** BEGIN RAW DATA **
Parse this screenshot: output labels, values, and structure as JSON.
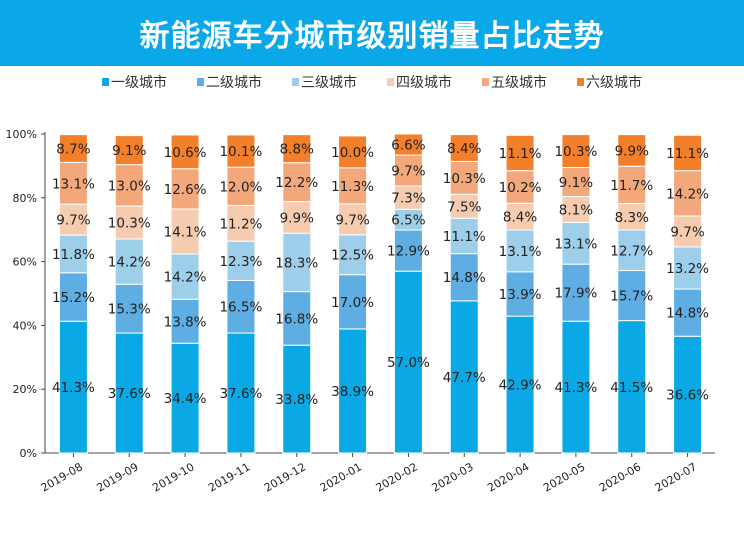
{
  "chart_data": {
    "type": "bar",
    "stacked": true,
    "title": "新能源车分城市级别销量占比走势",
    "categories": [
      "2019-08",
      "2019-09",
      "2019-10",
      "2019-11",
      "2019-12",
      "2020-01",
      "2020-02",
      "2020-03",
      "2020-04",
      "2020-05",
      "2020-06",
      "2020-07"
    ],
    "series": [
      {
        "name": "一级城市",
        "color": "#0aa9e6",
        "values": [
          41.3,
          37.6,
          34.4,
          37.6,
          33.8,
          38.9,
          57.0,
          47.7,
          42.9,
          41.3,
          41.5,
          36.6
        ]
      },
      {
        "name": "二级城市",
        "color": "#5eaee3",
        "values": [
          15.2,
          15.3,
          13.8,
          16.5,
          16.8,
          17.0,
          12.9,
          14.8,
          13.9,
          17.9,
          15.7,
          14.8
        ]
      },
      {
        "name": "三级城市",
        "color": "#9dcfea",
        "values": [
          11.8,
          14.2,
          14.2,
          12.3,
          18.3,
          12.5,
          6.5,
          11.1,
          13.1,
          13.1,
          12.7,
          13.2
        ]
      },
      {
        "name": "四级城市",
        "color": "#f6ccb0",
        "values": [
          9.7,
          10.3,
          14.1,
          11.2,
          9.9,
          9.7,
          7.3,
          7.5,
          8.4,
          8.1,
          8.3,
          9.7
        ]
      },
      {
        "name": "五级城市",
        "color": "#f3a87c",
        "values": [
          13.1,
          13.0,
          12.6,
          12.0,
          12.2,
          11.3,
          9.7,
          10.3,
          10.2,
          9.1,
          11.7,
          14.2
        ]
      },
      {
        "name": "六级城市",
        "color": "#f47f2a",
        "values": [
          8.7,
          9.1,
          10.6,
          10.1,
          8.8,
          10.0,
          6.6,
          8.4,
          11.1,
          10.3,
          9.9,
          11.1
        ]
      }
    ],
    "yticks": [
      "0%",
      "20%",
      "40%",
      "60%",
      "80%",
      "100%"
    ],
    "ylim": [
      0,
      100
    ],
    "legend": "top",
    "grid": false
  }
}
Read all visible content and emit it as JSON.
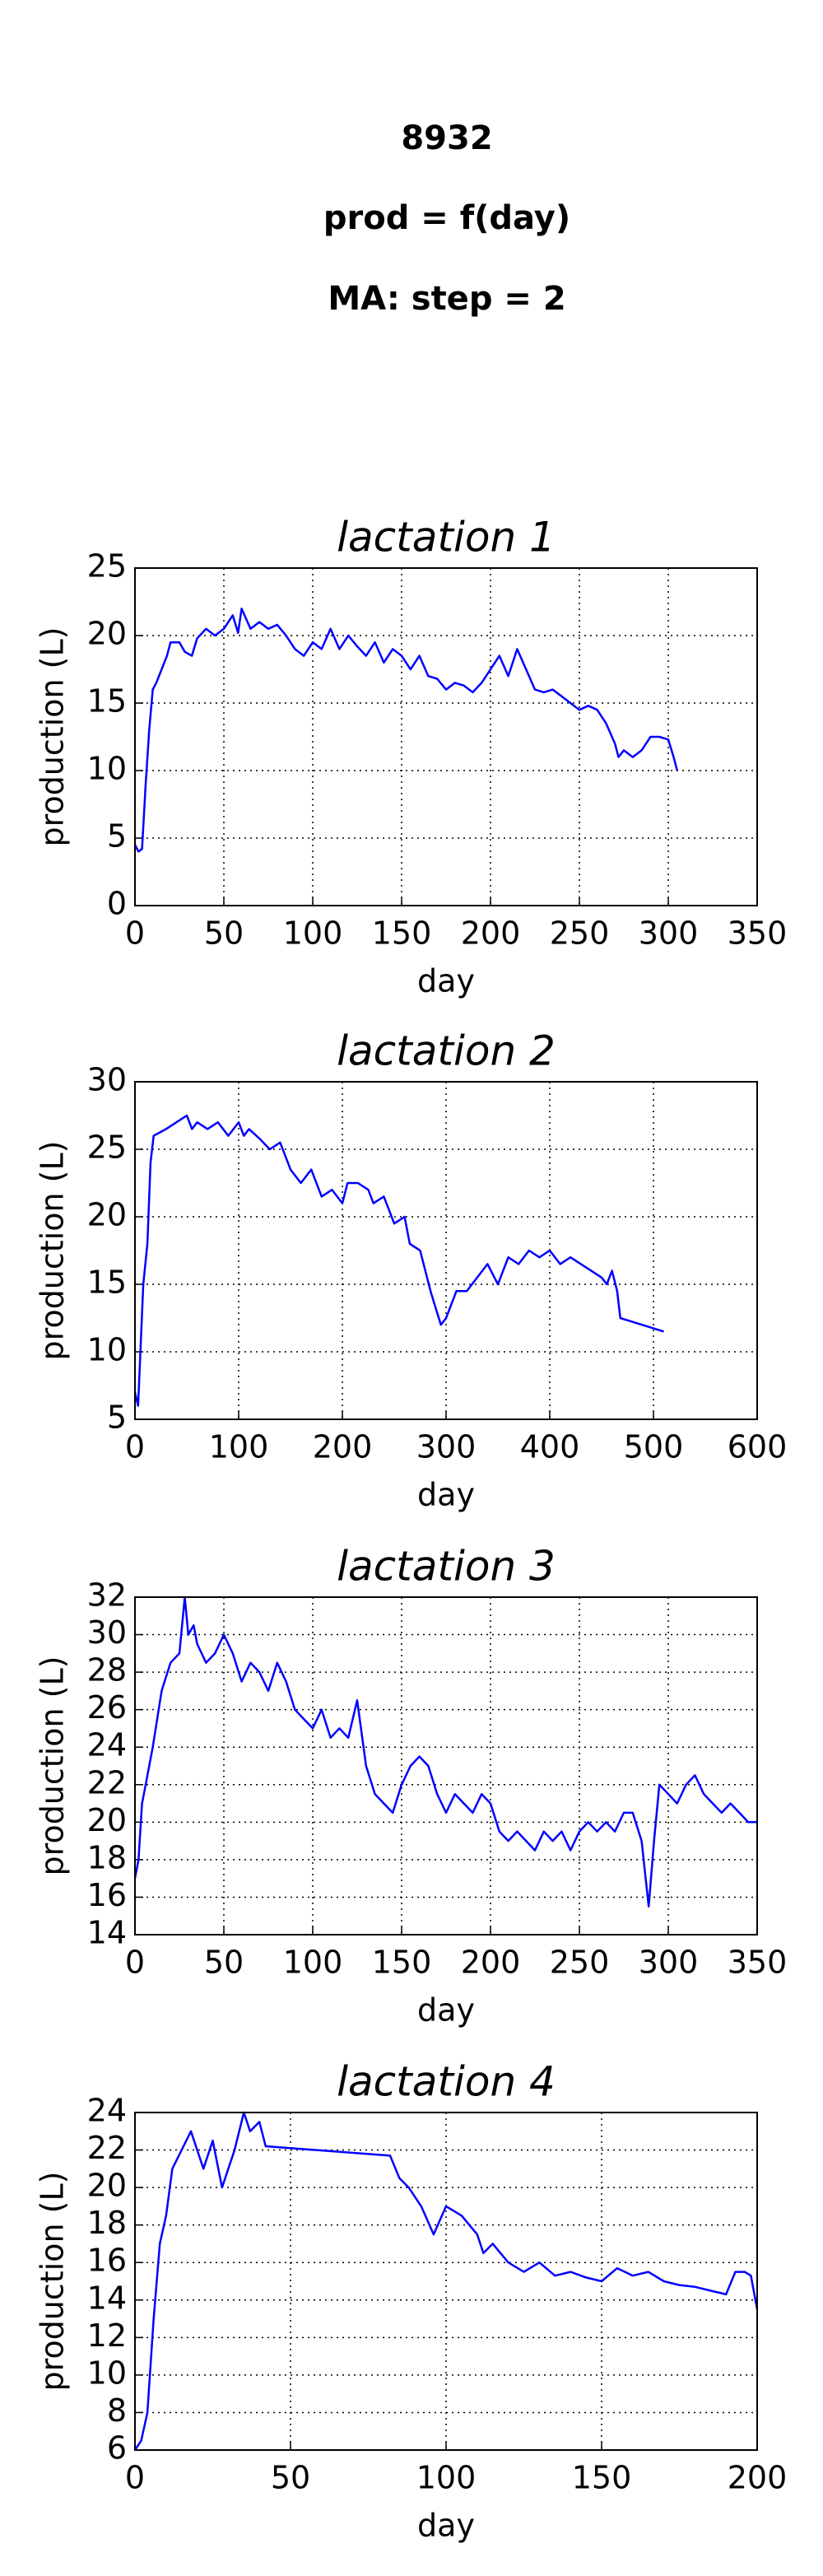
{
  "header": {
    "lines": [
      "8932",
      "prod = f(day)",
      "MA: step = 2"
    ]
  },
  "chart_data": [
    {
      "type": "line",
      "title": "lactation 1",
      "xlabel": "day",
      "ylabel": "production (L)",
      "color": "#0000ff",
      "grid": true,
      "xlim": [
        0,
        350
      ],
      "xticks": [
        0,
        50,
        100,
        150,
        200,
        250,
        300,
        350
      ],
      "ylim": [
        0,
        25
      ],
      "yticks": [
        0,
        5,
        10,
        15,
        20,
        25
      ],
      "x": [
        0,
        2,
        4,
        6,
        8,
        10,
        12,
        15,
        18,
        20,
        25,
        28,
        32,
        35,
        40,
        45,
        50,
        55,
        58,
        60,
        65,
        70,
        75,
        80,
        85,
        90,
        95,
        100,
        105,
        110,
        115,
        120,
        125,
        130,
        135,
        140,
        145,
        150,
        155,
        160,
        165,
        170,
        175,
        180,
        185,
        190,
        195,
        200,
        205,
        210,
        215,
        220,
        225,
        230,
        235,
        240,
        245,
        250,
        255,
        260,
        265,
        270,
        272,
        275,
        280,
        285,
        290,
        295,
        300,
        303,
        305
      ],
      "values": [
        4.5,
        4,
        4.2,
        9,
        13,
        16,
        16.5,
        17.5,
        18.5,
        19.5,
        19.5,
        18.8,
        18.5,
        19.8,
        20.5,
        20,
        20.5,
        21.5,
        20.2,
        22,
        20.5,
        21,
        20.5,
        20.8,
        20,
        19,
        18.5,
        19.5,
        19,
        20.5,
        19,
        20,
        19.2,
        18.5,
        19.5,
        18,
        19,
        18.5,
        17.5,
        18.5,
        17,
        16.8,
        16,
        16.5,
        16.3,
        15.8,
        16.5,
        17.5,
        18.5,
        17,
        19,
        17.5,
        16,
        15.8,
        16,
        15.5,
        15,
        14.5,
        14.8,
        14.5,
        13.5,
        12,
        11,
        11.5,
        11,
        11.5,
        12.5,
        12.5,
        12.3,
        11,
        10
      ]
    },
    {
      "type": "line",
      "title": "lactation 2",
      "xlabel": "day",
      "ylabel": "production (L)",
      "color": "#0000ff",
      "grid": true,
      "xlim": [
        0,
        600
      ],
      "xticks": [
        0,
        100,
        200,
        300,
        400,
        500,
        600
      ],
      "ylim": [
        5,
        30
      ],
      "yticks": [
        5,
        10,
        15,
        20,
        25,
        30
      ],
      "x": [
        0,
        3,
        8,
        12,
        15,
        18,
        30,
        40,
        50,
        55,
        60,
        70,
        80,
        90,
        100,
        105,
        110,
        120,
        130,
        140,
        150,
        160,
        170,
        180,
        190,
        200,
        205,
        215,
        225,
        230,
        240,
        250,
        260,
        265,
        275,
        285,
        295,
        300,
        310,
        320,
        330,
        340,
        350,
        360,
        370,
        380,
        390,
        400,
        410,
        420,
        430,
        440,
        450,
        455,
        460,
        465,
        468,
        510
      ],
      "values": [
        7,
        6,
        15,
        18,
        24,
        26,
        26.5,
        27,
        27.5,
        26.5,
        27,
        26.5,
        27,
        26,
        27,
        26,
        26.5,
        25.8,
        25,
        25.5,
        23.5,
        22.5,
        23.5,
        21.5,
        22,
        21,
        22.5,
        22.5,
        22,
        21,
        21.5,
        19.5,
        20,
        18,
        17.5,
        14.5,
        12,
        12.5,
        14.5,
        14.5,
        15.5,
        16.5,
        15,
        17,
        16.5,
        17.5,
        17,
        17.5,
        16.5,
        17,
        16.5,
        16,
        15.5,
        15,
        16,
        14.5,
        12.5,
        11.5
      ]
    },
    {
      "type": "line",
      "title": "lactation 3",
      "xlabel": "day",
      "ylabel": "production (L)",
      "color": "#0000ff",
      "grid": true,
      "xlim": [
        0,
        350
      ],
      "xticks": [
        0,
        50,
        100,
        150,
        200,
        250,
        300,
        350
      ],
      "ylim": [
        14,
        32
      ],
      "yticks": [
        14,
        16,
        18,
        20,
        22,
        24,
        26,
        28,
        30,
        32
      ],
      "x": [
        0,
        2,
        4,
        6,
        10,
        15,
        20,
        25,
        28,
        30,
        33,
        35,
        40,
        45,
        50,
        55,
        60,
        65,
        70,
        75,
        80,
        85,
        90,
        95,
        100,
        105,
        110,
        115,
        120,
        125,
        130,
        135,
        140,
        145,
        150,
        155,
        160,
        165,
        170,
        175,
        180,
        185,
        190,
        195,
        200,
        205,
        210,
        215,
        220,
        225,
        230,
        235,
        240,
        245,
        250,
        255,
        260,
        265,
        270,
        275,
        280,
        285,
        289,
        292,
        295,
        300,
        305,
        310,
        315,
        320,
        325,
        330,
        335,
        340,
        345,
        350
      ],
      "values": [
        17,
        18,
        21,
        22,
        24,
        27,
        28.5,
        29,
        32,
        30,
        30.5,
        29.5,
        28.5,
        29,
        30,
        29,
        27.5,
        28.5,
        28,
        27,
        28.5,
        27.5,
        26,
        25.5,
        25,
        26,
        24.5,
        25,
        24.5,
        26.5,
        23,
        21.5,
        21,
        20.5,
        22,
        23,
        23.5,
        23,
        21.5,
        20.5,
        21.5,
        21,
        20.5,
        21.5,
        21,
        19.5,
        19,
        19.5,
        19,
        18.5,
        19.5,
        19,
        19.5,
        18.5,
        19.5,
        20,
        19.5,
        20,
        19.5,
        20.5,
        20.5,
        19,
        15.5,
        19,
        22,
        21.5,
        21,
        22,
        22.5,
        21.5,
        21,
        20.5,
        21,
        20.5,
        20,
        20
      ]
    },
    {
      "type": "line",
      "title": "lactation 4",
      "xlabel": "day",
      "ylabel": "production (L)",
      "color": "#0000ff",
      "grid": true,
      "xlim": [
        0,
        200
      ],
      "xticks": [
        0,
        50,
        100,
        150,
        200
      ],
      "ylim": [
        6,
        24
      ],
      "yticks": [
        6,
        8,
        10,
        12,
        14,
        16,
        18,
        20,
        22,
        24
      ],
      "x": [
        0,
        2,
        4,
        6,
        8,
        10,
        12,
        15,
        18,
        20,
        22,
        25,
        28,
        30,
        32,
        35,
        37,
        40,
        42,
        82,
        85,
        88,
        92,
        96,
        100,
        105,
        110,
        112,
        115,
        120,
        125,
        130,
        135,
        140,
        145,
        150,
        155,
        160,
        165,
        170,
        175,
        180,
        185,
        190,
        193,
        196,
        198,
        200
      ],
      "values": [
        6,
        6.5,
        8,
        13,
        17,
        18.5,
        21,
        22,
        23,
        22,
        21,
        22.5,
        20,
        21,
        22,
        24,
        23,
        23.5,
        22.2,
        21.7,
        20.5,
        20,
        19,
        17.5,
        19,
        18.5,
        17.5,
        16.5,
        17,
        16,
        15.5,
        16,
        15.3,
        15.5,
        15.2,
        15,
        15.7,
        15.3,
        15.5,
        15,
        14.8,
        14.7,
        14.5,
        14.3,
        15.5,
        15.5,
        15.3,
        13.5
      ]
    }
  ]
}
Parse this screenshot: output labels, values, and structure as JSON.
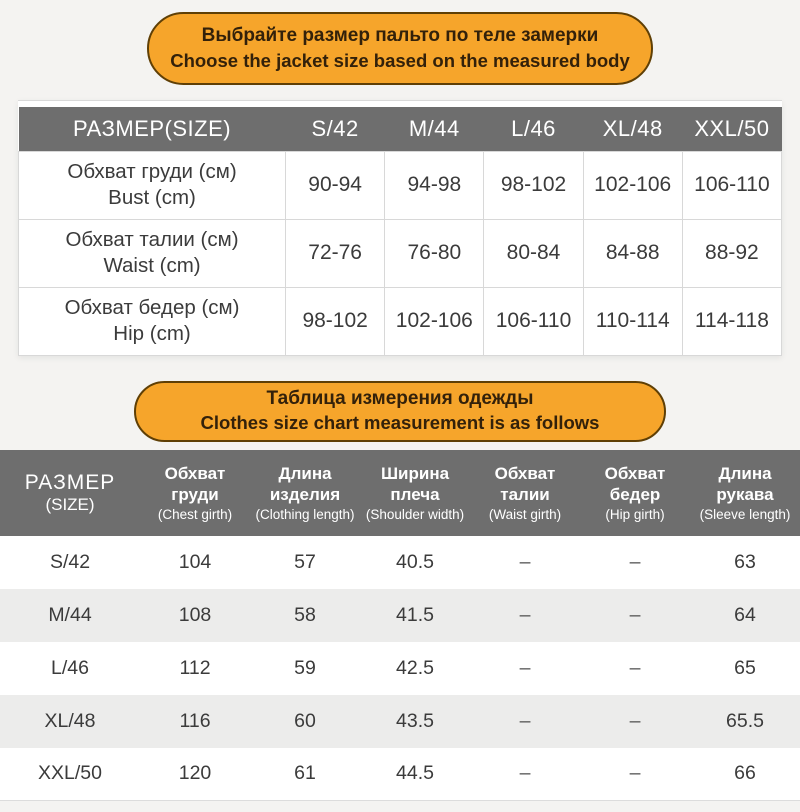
{
  "colors": {
    "accent_orange": "#f6a52b",
    "banner_border": "#5f3f05",
    "header_grey": "#6e6e6e",
    "page_bg": "#f4f3f1",
    "zebra_row": "#ececeb"
  },
  "banner_top": {
    "line_ru": "Выбрайте размер пальто по теле замерки",
    "line_en": "Choose the jacket size based on the measured body"
  },
  "banner_mid": {
    "line_ru": "Таблица измерения одежды",
    "line_en": "Clothes size chart measurement is as follows"
  },
  "body_table": {
    "header": {
      "label": "РАЗМЕР(SIZE)",
      "sizes": [
        "S/42",
        "M/44",
        "L/46",
        "XL/48",
        "XXL/50"
      ]
    },
    "rows": [
      {
        "label_ru": "Обхват груди (см)",
        "label_en": "Bust (cm)",
        "values": [
          "90-94",
          "94-98",
          "98-102",
          "102-106",
          "106-110"
        ]
      },
      {
        "label_ru": "Обхват талии (см)",
        "label_en": "Waist (cm)",
        "values": [
          "72-76",
          "76-80",
          "80-84",
          "84-88",
          "88-92"
        ]
      },
      {
        "label_ru": "Обхват бедер (см)",
        "label_en": "Hip (cm)",
        "values": [
          "98-102",
          "102-106",
          "106-110",
          "110-114",
          "114-118"
        ]
      }
    ]
  },
  "garment_table": {
    "header": {
      "size_ru": "РАЗМЕР",
      "size_en": "(SIZE)",
      "columns": [
        {
          "ru": "Обхват груди",
          "en": "(Chest girth)"
        },
        {
          "ru": "Длина изделия",
          "en": "(Clothing length)"
        },
        {
          "ru": "Ширина плеча",
          "en": "(Shoulder width)"
        },
        {
          "ru": "Обхват талии",
          "en": "(Waist girth)"
        },
        {
          "ru": "Обхват бедер",
          "en": "(Hip girth)"
        },
        {
          "ru": "Длина рукава",
          "en": "(Sleeve length)"
        }
      ]
    },
    "rows": [
      {
        "size": "S/42",
        "values": [
          "104",
          "57",
          "40.5",
          "–",
          "–",
          "63"
        ]
      },
      {
        "size": "M/44",
        "values": [
          "108",
          "58",
          "41.5",
          "–",
          "–",
          "64"
        ]
      },
      {
        "size": "L/46",
        "values": [
          "112",
          "59",
          "42.5",
          "–",
          "–",
          "65"
        ]
      },
      {
        "size": "XL/48",
        "values": [
          "116",
          "60",
          "43.5",
          "–",
          "–",
          "65.5"
        ]
      },
      {
        "size": "XXL/50",
        "values": [
          "120",
          "61",
          "44.5",
          "–",
          "–",
          "66"
        ]
      }
    ]
  }
}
** END RAW DATA **
__TASK STATEMENT__. In the data above, count the lines where the word "груди" appears; reply with the number only.

__COMPLETED TASK__. 2